--- start of Provided data ---

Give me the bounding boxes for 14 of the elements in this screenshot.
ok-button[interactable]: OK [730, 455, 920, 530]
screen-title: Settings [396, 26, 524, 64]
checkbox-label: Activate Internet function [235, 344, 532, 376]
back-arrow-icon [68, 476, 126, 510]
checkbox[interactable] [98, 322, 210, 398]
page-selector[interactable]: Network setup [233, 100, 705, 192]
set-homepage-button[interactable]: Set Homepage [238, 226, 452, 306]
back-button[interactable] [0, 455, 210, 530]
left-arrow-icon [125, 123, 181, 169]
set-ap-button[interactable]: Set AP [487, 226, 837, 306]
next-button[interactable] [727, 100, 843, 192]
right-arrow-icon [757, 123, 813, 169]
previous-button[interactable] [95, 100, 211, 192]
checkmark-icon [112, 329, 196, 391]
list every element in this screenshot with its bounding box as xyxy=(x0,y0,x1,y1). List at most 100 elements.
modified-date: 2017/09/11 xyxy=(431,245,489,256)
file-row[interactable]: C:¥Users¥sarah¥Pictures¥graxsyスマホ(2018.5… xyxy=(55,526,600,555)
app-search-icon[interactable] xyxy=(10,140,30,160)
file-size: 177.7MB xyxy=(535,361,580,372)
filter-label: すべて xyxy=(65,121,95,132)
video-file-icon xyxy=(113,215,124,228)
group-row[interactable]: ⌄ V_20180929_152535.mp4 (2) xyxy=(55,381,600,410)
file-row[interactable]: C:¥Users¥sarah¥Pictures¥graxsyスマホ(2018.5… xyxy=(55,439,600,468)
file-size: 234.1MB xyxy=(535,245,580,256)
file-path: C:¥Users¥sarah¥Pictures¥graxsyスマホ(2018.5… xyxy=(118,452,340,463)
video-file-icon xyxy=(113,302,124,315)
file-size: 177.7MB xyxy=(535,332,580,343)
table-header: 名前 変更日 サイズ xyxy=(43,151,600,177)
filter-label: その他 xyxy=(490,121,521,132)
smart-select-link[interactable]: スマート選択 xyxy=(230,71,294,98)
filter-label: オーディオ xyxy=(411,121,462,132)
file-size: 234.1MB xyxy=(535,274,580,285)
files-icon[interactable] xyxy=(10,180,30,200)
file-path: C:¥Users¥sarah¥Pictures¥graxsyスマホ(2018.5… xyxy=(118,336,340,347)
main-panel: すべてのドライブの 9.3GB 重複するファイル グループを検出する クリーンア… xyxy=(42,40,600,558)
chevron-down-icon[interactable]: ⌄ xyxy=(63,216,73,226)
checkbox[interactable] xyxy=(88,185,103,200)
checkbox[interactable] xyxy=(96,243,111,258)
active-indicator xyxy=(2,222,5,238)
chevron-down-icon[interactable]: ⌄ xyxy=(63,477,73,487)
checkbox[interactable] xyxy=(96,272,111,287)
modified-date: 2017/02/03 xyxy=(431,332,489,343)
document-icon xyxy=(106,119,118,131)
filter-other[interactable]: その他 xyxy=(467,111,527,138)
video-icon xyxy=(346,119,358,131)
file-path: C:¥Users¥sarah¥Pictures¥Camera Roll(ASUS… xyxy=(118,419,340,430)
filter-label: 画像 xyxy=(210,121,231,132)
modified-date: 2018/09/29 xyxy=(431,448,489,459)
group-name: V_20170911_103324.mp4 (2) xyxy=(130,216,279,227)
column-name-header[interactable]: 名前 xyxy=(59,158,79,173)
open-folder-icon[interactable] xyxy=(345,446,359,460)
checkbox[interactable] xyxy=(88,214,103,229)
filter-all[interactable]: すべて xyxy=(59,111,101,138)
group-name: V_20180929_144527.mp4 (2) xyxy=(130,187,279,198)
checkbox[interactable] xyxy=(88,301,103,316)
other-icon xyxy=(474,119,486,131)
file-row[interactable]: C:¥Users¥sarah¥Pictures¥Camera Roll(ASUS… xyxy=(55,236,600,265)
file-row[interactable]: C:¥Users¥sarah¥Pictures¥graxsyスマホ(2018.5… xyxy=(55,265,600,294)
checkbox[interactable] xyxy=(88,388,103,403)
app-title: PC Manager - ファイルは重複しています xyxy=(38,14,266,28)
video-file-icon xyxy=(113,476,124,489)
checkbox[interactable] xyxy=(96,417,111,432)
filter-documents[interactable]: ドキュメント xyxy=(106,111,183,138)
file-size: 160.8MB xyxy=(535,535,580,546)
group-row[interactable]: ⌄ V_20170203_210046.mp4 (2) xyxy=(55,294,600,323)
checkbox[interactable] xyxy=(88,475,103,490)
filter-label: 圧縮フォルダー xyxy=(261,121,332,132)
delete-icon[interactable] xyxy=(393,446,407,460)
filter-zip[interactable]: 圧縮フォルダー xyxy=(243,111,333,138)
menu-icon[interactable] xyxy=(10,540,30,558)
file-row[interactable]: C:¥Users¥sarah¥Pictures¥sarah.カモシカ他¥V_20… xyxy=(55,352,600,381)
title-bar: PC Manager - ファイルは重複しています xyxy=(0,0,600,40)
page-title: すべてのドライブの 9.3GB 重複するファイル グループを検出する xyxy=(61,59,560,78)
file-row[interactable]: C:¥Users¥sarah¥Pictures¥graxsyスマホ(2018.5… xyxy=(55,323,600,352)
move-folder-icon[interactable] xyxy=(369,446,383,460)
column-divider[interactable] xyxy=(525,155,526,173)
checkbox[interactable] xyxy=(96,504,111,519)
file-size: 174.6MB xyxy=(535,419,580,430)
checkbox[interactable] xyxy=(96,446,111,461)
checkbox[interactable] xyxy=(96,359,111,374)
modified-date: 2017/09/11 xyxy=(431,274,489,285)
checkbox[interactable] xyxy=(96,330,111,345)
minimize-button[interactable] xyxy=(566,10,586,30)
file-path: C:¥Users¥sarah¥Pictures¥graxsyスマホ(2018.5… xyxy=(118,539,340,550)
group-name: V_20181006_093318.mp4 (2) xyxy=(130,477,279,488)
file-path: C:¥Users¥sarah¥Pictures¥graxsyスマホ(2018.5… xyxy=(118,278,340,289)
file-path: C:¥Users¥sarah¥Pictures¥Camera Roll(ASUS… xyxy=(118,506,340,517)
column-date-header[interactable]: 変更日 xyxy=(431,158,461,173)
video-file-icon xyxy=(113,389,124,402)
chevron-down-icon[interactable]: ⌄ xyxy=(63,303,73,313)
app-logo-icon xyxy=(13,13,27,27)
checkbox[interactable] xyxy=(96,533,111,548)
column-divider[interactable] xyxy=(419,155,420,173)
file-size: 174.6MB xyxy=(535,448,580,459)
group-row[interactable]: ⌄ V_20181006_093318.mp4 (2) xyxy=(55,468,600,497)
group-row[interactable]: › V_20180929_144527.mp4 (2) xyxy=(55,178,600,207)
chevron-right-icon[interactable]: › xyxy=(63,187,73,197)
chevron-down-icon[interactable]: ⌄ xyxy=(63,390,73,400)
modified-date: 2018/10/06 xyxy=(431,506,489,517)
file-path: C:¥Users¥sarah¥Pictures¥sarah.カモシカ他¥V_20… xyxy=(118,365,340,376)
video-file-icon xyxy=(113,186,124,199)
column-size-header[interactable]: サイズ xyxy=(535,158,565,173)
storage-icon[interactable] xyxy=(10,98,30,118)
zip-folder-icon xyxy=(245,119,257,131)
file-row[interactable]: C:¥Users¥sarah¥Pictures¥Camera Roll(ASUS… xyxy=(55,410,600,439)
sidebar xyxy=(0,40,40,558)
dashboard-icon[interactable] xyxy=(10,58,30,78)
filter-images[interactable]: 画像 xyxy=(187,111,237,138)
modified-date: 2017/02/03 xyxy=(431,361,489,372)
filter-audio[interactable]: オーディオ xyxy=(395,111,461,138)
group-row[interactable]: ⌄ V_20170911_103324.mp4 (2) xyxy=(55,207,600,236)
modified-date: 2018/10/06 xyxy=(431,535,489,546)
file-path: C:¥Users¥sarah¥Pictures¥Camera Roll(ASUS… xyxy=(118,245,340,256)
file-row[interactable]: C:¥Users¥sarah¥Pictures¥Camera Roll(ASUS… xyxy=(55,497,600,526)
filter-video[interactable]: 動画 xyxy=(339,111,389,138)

--- end of Provided data ---

Convert everything from the start of the listing above down to the line containing "back-arrow-icon [68, 476, 126, 510]", inclusive, into a numbered list, omitting any blank lines.

- _Finished answer_:
1. Give me the bounding boxes for 14 of the elements in this screenshot.
2. ok-button[interactable]: OK [730, 455, 920, 530]
3. screen-title: Settings [396, 26, 524, 64]
4. checkbox-label: Activate Internet function [235, 344, 532, 376]
5. back-arrow-icon [68, 476, 126, 510]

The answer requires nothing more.